= STATED GOAL =
Find and return each line containing "корешков".

= TASK INPUT =
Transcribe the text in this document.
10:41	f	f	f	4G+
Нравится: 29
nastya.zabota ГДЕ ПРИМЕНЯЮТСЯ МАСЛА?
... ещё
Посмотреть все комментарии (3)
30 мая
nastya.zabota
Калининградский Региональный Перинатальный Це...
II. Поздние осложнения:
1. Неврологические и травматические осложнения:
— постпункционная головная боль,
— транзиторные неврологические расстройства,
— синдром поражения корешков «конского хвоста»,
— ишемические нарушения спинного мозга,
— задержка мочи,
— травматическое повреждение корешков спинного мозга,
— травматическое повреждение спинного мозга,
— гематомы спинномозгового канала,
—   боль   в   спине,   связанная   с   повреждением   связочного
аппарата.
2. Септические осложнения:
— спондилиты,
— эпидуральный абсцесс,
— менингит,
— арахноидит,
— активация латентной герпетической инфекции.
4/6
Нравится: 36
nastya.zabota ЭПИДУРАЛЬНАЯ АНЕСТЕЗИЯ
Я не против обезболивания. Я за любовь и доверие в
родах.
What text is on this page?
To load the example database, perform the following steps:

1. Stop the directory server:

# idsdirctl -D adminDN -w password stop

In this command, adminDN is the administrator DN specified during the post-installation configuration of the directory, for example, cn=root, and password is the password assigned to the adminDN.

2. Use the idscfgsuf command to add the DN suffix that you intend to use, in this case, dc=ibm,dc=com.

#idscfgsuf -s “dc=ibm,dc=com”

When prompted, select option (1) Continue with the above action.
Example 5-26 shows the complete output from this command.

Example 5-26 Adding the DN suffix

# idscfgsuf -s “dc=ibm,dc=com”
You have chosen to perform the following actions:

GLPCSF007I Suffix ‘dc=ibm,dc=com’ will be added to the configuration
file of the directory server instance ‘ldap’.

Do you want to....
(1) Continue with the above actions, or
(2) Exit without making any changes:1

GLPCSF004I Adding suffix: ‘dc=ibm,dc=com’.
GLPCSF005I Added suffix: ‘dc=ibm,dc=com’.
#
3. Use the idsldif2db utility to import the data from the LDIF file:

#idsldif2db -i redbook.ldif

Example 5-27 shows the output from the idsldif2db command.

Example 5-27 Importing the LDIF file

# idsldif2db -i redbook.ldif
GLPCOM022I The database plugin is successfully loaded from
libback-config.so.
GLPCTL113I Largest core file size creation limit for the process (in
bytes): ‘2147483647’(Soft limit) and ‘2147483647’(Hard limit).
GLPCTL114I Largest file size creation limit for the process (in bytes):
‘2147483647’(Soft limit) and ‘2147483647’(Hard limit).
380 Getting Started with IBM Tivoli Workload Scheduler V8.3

= THE RESPONSE =
— синдром поражения корешков «конского хвоста»,
— травматическое повреждение корешков спинного мозга,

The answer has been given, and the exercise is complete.